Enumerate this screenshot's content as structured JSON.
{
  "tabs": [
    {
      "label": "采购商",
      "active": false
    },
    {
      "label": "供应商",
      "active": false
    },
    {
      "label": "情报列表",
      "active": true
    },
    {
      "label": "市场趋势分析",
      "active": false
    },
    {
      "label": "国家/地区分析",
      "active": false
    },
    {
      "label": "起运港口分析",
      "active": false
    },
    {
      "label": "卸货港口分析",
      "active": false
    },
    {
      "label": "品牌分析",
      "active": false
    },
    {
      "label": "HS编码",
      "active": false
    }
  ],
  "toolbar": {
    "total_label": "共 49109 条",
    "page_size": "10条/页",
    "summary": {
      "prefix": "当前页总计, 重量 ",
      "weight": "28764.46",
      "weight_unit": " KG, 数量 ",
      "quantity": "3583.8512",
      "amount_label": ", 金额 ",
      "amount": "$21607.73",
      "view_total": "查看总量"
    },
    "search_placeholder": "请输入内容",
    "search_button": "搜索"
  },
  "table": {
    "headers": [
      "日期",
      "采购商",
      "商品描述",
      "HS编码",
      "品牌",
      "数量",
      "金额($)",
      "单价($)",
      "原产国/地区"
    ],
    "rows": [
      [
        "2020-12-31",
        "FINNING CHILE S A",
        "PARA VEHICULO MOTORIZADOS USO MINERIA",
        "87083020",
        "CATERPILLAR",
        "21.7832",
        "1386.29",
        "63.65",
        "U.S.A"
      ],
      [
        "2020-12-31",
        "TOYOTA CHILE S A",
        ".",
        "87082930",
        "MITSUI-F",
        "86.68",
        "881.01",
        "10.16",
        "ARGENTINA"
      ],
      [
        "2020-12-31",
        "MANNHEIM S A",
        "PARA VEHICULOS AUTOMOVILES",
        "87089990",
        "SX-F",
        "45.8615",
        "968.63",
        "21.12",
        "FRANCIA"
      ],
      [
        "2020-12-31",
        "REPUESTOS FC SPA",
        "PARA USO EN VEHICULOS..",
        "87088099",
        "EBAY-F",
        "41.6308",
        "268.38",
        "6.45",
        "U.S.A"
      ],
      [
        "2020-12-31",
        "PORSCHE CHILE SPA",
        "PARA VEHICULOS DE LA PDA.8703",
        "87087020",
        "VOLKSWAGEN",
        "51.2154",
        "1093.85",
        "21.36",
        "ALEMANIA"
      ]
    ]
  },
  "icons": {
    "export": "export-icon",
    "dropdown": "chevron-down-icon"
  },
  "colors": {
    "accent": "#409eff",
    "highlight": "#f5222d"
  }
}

Exercise details >>
Could you quote the material above in full, exactly as it stands?

The response >>
Enumerate this screenshot's content as structured JSON.
{
  "tabs": [
    {
      "label": "采购商",
      "active": false
    },
    {
      "label": "供应商",
      "active": false
    },
    {
      "label": "情报列表",
      "active": true
    },
    {
      "label": "市场趋势分析",
      "active": false
    },
    {
      "label": "国家/地区分析",
      "active": false
    },
    {
      "label": "起运港口分析",
      "active": false
    },
    {
      "label": "卸货港口分析",
      "active": false
    },
    {
      "label": "品牌分析",
      "active": false
    },
    {
      "label": "HS编码",
      "active": false
    }
  ],
  "toolbar": {
    "total_label": "共 49109 条",
    "page_size": "10条/页",
    "summary": {
      "prefix": "当前页总计, 重量 ",
      "weight": "28764.46",
      "weight_unit": " KG, 数量 ",
      "quantity": "3583.8512",
      "amount_label": ", 金额 ",
      "amount": "$21607.73",
      "view_total": "查看总量"
    },
    "search_placeholder": "请输入内容",
    "search_button": "搜索"
  },
  "table": {
    "headers": [
      "日期",
      "采购商",
      "商品描述",
      "HS编码",
      "品牌",
      "数量",
      "金额($)",
      "单价($)",
      "原产国/地区"
    ],
    "rows": [
      [
        "2020-12-31",
        "FINNING CHILE S A",
        "PARA VEHICULO MOTORIZADOS USO MINERIA",
        "87083020",
        "CATERPILLAR",
        "21.7832",
        "1386.29",
        "63.65",
        "U.S.A"
      ],
      [
        "2020-12-31",
        "TOYOTA CHILE S A",
        ".",
        "87082930",
        "MITSUI-F",
        "86.68",
        "881.01",
        "10.16",
        "ARGENTINA"
      ],
      [
        "2020-12-31",
        "MANNHEIM S A",
        "PARA VEHICULOS AUTOMOVILES",
        "87089990",
        "SX-F",
        "45.8615",
        "968.63",
        "21.12",
        "FRANCIA"
      ],
      [
        "2020-12-31",
        "REPUESTOS FC SPA",
        "PARA USO EN VEHICULOS..",
        "87088099",
        "EBAY-F",
        "41.6308",
        "268.38",
        "6.45",
        "U.S.A"
      ],
      [
        "2020-12-31",
        "PORSCHE CHILE SPA",
        "PARA VEHICULOS DE LA PDA.8703",
        "87087020",
        "VOLKSWAGEN",
        "51.2154",
        "1093.85",
        "21.36",
        "ALEMANIA"
      ]
    ]
  },
  "icons": {
    "export": "export-icon",
    "dropdown": "chevron-down-icon"
  },
  "colors": {
    "accent": "#409eff",
    "highlight": "#f5222d"
  }
}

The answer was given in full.